→ THE PROBLEM: Each line that follows is to be retyped exactly.

→ EXTRACTED INFORMATION:
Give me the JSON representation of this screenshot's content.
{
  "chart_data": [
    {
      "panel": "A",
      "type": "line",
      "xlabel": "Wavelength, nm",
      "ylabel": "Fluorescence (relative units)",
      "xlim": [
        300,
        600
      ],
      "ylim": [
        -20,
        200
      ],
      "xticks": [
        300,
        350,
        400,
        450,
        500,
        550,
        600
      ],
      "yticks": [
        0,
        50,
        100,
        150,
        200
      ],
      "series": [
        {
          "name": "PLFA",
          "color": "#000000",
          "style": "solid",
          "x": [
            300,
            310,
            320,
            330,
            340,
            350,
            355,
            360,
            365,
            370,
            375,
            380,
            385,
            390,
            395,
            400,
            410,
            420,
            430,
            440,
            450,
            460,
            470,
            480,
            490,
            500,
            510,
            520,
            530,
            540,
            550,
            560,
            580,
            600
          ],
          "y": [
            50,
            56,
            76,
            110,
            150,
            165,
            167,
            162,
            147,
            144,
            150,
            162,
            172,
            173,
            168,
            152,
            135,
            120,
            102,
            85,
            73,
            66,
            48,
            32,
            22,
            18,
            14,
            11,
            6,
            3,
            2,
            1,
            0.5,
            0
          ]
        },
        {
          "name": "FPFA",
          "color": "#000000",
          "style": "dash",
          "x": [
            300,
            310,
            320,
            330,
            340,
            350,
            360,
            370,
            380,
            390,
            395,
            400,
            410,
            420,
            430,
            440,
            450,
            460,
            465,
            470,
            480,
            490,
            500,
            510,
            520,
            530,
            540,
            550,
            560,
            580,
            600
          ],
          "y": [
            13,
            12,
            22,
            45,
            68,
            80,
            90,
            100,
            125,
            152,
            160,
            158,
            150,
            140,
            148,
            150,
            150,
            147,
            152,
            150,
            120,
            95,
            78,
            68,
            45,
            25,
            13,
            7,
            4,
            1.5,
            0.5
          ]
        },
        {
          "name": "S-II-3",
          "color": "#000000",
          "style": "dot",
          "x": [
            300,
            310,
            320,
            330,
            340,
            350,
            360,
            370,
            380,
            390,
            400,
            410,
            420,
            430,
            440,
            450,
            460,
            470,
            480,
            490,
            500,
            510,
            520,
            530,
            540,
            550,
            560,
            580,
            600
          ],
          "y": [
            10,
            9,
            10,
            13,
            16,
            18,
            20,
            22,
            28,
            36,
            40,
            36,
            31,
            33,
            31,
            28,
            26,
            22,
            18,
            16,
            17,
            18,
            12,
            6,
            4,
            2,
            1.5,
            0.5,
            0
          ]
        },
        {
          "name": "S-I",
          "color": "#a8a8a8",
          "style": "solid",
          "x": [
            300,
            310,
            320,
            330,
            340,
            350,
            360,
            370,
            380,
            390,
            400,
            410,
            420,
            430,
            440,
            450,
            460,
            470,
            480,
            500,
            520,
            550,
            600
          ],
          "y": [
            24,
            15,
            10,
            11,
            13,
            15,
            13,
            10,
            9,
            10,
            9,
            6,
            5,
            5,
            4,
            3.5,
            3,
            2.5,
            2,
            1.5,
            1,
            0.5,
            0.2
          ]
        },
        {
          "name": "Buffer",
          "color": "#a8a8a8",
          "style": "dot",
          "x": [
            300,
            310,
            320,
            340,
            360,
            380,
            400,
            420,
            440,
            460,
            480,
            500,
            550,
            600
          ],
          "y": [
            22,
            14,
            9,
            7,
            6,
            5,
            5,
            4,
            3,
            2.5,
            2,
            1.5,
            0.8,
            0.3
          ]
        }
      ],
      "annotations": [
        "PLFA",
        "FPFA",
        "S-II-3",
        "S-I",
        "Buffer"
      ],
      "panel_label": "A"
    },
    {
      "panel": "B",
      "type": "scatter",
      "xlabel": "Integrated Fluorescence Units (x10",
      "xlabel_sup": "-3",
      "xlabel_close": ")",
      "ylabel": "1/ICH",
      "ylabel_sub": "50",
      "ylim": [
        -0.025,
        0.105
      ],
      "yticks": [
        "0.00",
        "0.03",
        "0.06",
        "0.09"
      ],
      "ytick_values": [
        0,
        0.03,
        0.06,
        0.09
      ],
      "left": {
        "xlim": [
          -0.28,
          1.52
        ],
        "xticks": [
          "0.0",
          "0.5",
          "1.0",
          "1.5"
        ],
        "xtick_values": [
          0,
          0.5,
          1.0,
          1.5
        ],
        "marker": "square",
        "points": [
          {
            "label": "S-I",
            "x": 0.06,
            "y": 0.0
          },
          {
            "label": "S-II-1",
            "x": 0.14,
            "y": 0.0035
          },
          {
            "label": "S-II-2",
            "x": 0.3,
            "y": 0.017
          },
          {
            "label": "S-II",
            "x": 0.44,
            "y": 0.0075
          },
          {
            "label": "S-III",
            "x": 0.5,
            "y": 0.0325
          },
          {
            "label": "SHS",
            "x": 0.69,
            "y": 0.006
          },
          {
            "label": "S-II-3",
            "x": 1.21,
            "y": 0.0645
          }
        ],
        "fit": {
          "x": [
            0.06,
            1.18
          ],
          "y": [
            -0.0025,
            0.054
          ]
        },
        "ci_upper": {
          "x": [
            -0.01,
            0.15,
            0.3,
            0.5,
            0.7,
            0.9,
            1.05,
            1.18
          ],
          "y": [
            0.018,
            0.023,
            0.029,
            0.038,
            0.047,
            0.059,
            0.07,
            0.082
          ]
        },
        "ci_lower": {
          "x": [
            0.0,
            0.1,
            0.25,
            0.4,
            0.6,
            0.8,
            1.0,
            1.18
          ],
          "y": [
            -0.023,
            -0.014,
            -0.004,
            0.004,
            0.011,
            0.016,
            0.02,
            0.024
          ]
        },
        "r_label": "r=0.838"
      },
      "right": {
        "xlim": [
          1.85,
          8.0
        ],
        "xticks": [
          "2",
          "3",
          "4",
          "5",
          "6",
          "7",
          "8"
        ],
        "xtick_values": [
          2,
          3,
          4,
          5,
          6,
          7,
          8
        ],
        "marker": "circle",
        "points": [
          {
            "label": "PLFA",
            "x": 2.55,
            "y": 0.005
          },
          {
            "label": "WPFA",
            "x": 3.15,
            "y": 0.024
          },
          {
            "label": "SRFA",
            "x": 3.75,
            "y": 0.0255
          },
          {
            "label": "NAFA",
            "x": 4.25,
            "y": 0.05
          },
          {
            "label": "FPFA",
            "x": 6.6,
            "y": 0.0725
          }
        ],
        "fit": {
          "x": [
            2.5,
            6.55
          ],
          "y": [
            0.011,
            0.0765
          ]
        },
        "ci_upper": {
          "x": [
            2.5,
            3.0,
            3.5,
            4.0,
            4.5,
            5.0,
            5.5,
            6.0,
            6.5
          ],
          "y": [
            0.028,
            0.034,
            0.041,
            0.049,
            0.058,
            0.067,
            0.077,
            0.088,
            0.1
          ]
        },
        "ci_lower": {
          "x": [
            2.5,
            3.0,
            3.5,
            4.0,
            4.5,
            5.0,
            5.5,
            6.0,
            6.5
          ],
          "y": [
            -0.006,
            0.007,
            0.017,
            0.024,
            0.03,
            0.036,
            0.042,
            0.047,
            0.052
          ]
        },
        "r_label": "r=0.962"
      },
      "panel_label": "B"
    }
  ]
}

→ EXPECTED OUTPUT:
Give me the JSON representation of this screenshot's content.
{
  "chart_data": [
    {
      "panel": "A",
      "type": "line",
      "xlabel": "Wavelength, nm",
      "ylabel": "Fluorescence (relative units)",
      "xlim": [
        300,
        600
      ],
      "ylim": [
        -20,
        200
      ],
      "xticks": [
        300,
        350,
        400,
        450,
        500,
        550,
        600
      ],
      "yticks": [
        0,
        50,
        100,
        150,
        200
      ],
      "series": [
        {
          "name": "PLFA",
          "color": "#000000",
          "style": "solid",
          "x": [
            300,
            310,
            320,
            330,
            340,
            350,
            355,
            360,
            365,
            370,
            375,
            380,
            385,
            390,
            395,
            400,
            410,
            420,
            430,
            440,
            450,
            460,
            470,
            480,
            490,
            500,
            510,
            520,
            530,
            540,
            550,
            560,
            580,
            600
          ],
          "y": [
            50,
            56,
            76,
            110,
            150,
            165,
            167,
            162,
            147,
            144,
            150,
            162,
            172,
            173,
            168,
            152,
            135,
            120,
            102,
            85,
            73,
            66,
            48,
            32,
            22,
            18,
            14,
            11,
            6,
            3,
            2,
            1,
            0.5,
            0
          ]
        },
        {
          "name": "FPFA",
          "color": "#000000",
          "style": "dash",
          "x": [
            300,
            310,
            320,
            330,
            340,
            350,
            360,
            370,
            380,
            390,
            395,
            400,
            410,
            420,
            430,
            440,
            450,
            460,
            465,
            470,
            480,
            490,
            500,
            510,
            520,
            530,
            540,
            550,
            560,
            580,
            600
          ],
          "y": [
            13,
            12,
            22,
            45,
            68,
            80,
            90,
            100,
            125,
            152,
            160,
            158,
            150,
            140,
            148,
            150,
            150,
            147,
            152,
            150,
            120,
            95,
            78,
            68,
            45,
            25,
            13,
            7,
            4,
            1.5,
            0.5
          ]
        },
        {
          "name": "S-II-3",
          "color": "#000000",
          "style": "dot",
          "x": [
            300,
            310,
            320,
            330,
            340,
            350,
            360,
            370,
            380,
            390,
            400,
            410,
            420,
            430,
            440,
            450,
            460,
            470,
            480,
            490,
            500,
            510,
            520,
            530,
            540,
            550,
            560,
            580,
            600
          ],
          "y": [
            10,
            9,
            10,
            13,
            16,
            18,
            20,
            22,
            28,
            36,
            40,
            36,
            31,
            33,
            31,
            28,
            26,
            22,
            18,
            16,
            17,
            18,
            12,
            6,
            4,
            2,
            1.5,
            0.5,
            0
          ]
        },
        {
          "name": "S-I",
          "color": "#a8a8a8",
          "style": "solid",
          "x": [
            300,
            310,
            320,
            330,
            340,
            350,
            360,
            370,
            380,
            390,
            400,
            410,
            420,
            430,
            440,
            450,
            460,
            470,
            480,
            500,
            520,
            550,
            600
          ],
          "y": [
            24,
            15,
            10,
            11,
            13,
            15,
            13,
            10,
            9,
            10,
            9,
            6,
            5,
            5,
            4,
            3.5,
            3,
            2.5,
            2,
            1.5,
            1,
            0.5,
            0.2
          ]
        },
        {
          "name": "Buffer",
          "color": "#a8a8a8",
          "style": "dot",
          "x": [
            300,
            310,
            320,
            340,
            360,
            380,
            400,
            420,
            440,
            460,
            480,
            500,
            550,
            600
          ],
          "y": [
            22,
            14,
            9,
            7,
            6,
            5,
            5,
            4,
            3,
            2.5,
            2,
            1.5,
            0.8,
            0.3
          ]
        }
      ],
      "annotations": [
        "PLFA",
        "FPFA",
        "S-II-3",
        "S-I",
        "Buffer"
      ],
      "panel_label": "A"
    },
    {
      "panel": "B",
      "type": "scatter",
      "xlabel": "Integrated Fluorescence Units (x10",
      "xlabel_sup": "-3",
      "xlabel_close": ")",
      "ylabel": "1/ICH",
      "ylabel_sub": "50",
      "ylim": [
        -0.025,
        0.105
      ],
      "yticks": [
        "0.00",
        "0.03",
        "0.06",
        "0.09"
      ],
      "ytick_values": [
        0,
        0.03,
        0.06,
        0.09
      ],
      "left": {
        "xlim": [
          -0.28,
          1.52
        ],
        "xticks": [
          "0.0",
          "0.5",
          "1.0",
          "1.5"
        ],
        "xtick_values": [
          0,
          0.5,
          1.0,
          1.5
        ],
        "marker": "square",
        "points": [
          {
            "label": "S-I",
            "x": 0.06,
            "y": 0.0
          },
          {
            "label": "S-II-1",
            "x": 0.14,
            "y": 0.0035
          },
          {
            "label": "S-II-2",
            "x": 0.3,
            "y": 0.017
          },
          {
            "label": "S-II",
            "x": 0.44,
            "y": 0.0075
          },
          {
            "label": "S-III",
            "x": 0.5,
            "y": 0.0325
          },
          {
            "label": "SHS",
            "x": 0.69,
            "y": 0.006
          },
          {
            "label": "S-II-3",
            "x": 1.21,
            "y": 0.0645
          }
        ],
        "fit": {
          "x": [
            0.06,
            1.18
          ],
          "y": [
            -0.0025,
            0.054
          ]
        },
        "ci_upper": {
          "x": [
            -0.01,
            0.15,
            0.3,
            0.5,
            0.7,
            0.9,
            1.05,
            1.18
          ],
          "y": [
            0.018,
            0.023,
            0.029,
            0.038,
            0.047,
            0.059,
            0.07,
            0.082
          ]
        },
        "ci_lower": {
          "x": [
            0.0,
            0.1,
            0.25,
            0.4,
            0.6,
            0.8,
            1.0,
            1.18
          ],
          "y": [
            -0.023,
            -0.014,
            -0.004,
            0.004,
            0.011,
            0.016,
            0.02,
            0.024
          ]
        },
        "r_label": "r=0.838"
      },
      "right": {
        "xlim": [
          1.85,
          8.0
        ],
        "xticks": [
          "2",
          "3",
          "4",
          "5",
          "6",
          "7",
          "8"
        ],
        "xtick_values": [
          2,
          3,
          4,
          5,
          6,
          7,
          8
        ],
        "marker": "circle",
        "points": [
          {
            "label": "PLFA",
            "x": 2.55,
            "y": 0.005
          },
          {
            "label": "WPFA",
            "x": 3.15,
            "y": 0.024
          },
          {
            "label": "SRFA",
            "x": 3.75,
            "y": 0.0255
          },
          {
            "label": "NAFA",
            "x": 4.25,
            "y": 0.05
          },
          {
            "label": "FPFA",
            "x": 6.6,
            "y": 0.0725
          }
        ],
        "fit": {
          "x": [
            2.5,
            6.55
          ],
          "y": [
            0.011,
            0.0765
          ]
        },
        "ci_upper": {
          "x": [
            2.5,
            3.0,
            3.5,
            4.0,
            4.5,
            5.0,
            5.5,
            6.0,
            6.5
          ],
          "y": [
            0.028,
            0.034,
            0.041,
            0.049,
            0.058,
            0.067,
            0.077,
            0.088,
            0.1
          ]
        },
        "ci_lower": {
          "x": [
            2.5,
            3.0,
            3.5,
            4.0,
            4.5,
            5.0,
            5.5,
            6.0,
            6.5
          ],
          "y": [
            -0.006,
            0.007,
            0.017,
            0.024,
            0.03,
            0.036,
            0.042,
            0.047,
            0.052
          ]
        },
        "r_label": "r=0.962"
      },
      "panel_label": "B"
    }
  ]
}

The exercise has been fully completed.